■ **SET PROBLEM**
Output only the count of lines that contain "content".

** start **

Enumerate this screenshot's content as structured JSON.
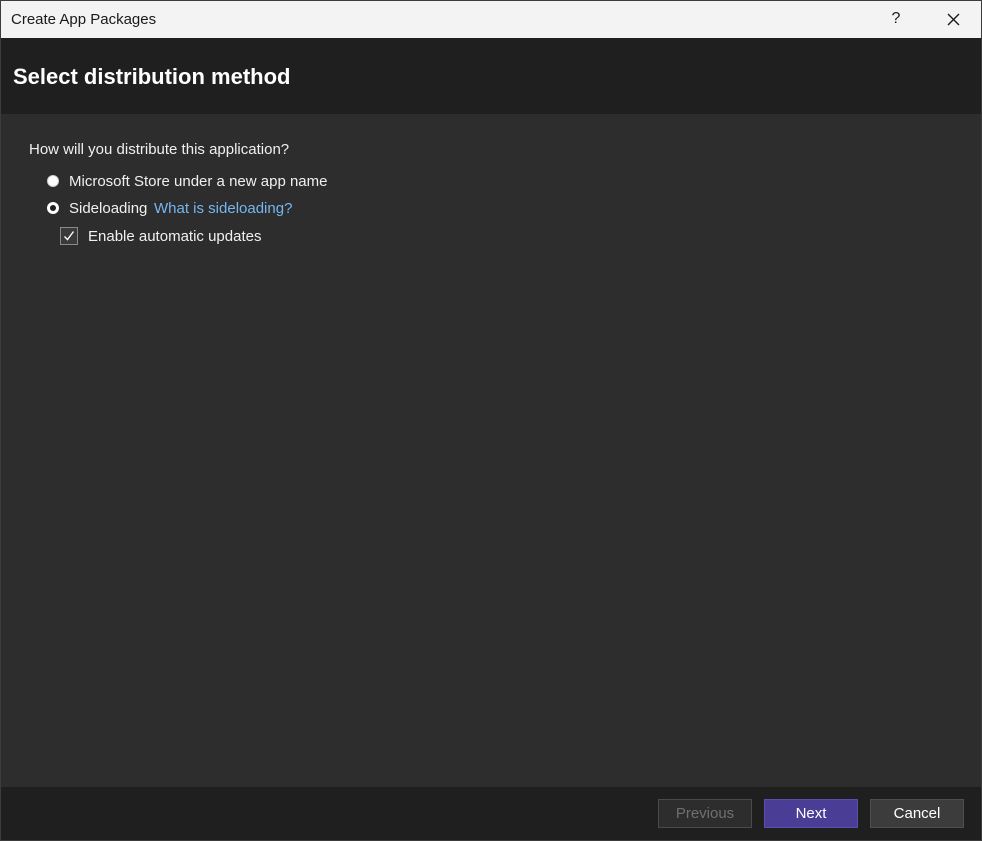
{
  "window": {
    "title": "Create App Packages",
    "help_label": "?",
    "close_icon": "close-icon"
  },
  "header": {
    "title": "Select distribution method"
  },
  "content": {
    "question": "How will you distribute this application?",
    "options": [
      {
        "label": "Microsoft Store under a new app name",
        "selected": false
      },
      {
        "label": "Sideloading",
        "selected": true,
        "link_text": "What is sideloading?"
      }
    ],
    "auto_updates": {
      "label": "Enable automatic updates",
      "checked": true
    }
  },
  "footer": {
    "previous_label": "Previous",
    "previous_enabled": false,
    "next_label": "Next",
    "cancel_label": "Cancel"
  },
  "colors": {
    "accent": "#4a3d96",
    "link": "#75b6f0",
    "background": "#2d2d2d",
    "header_background": "#1f1f1f"
  }
}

** end **

■ **CORRECT RESPONSE**
2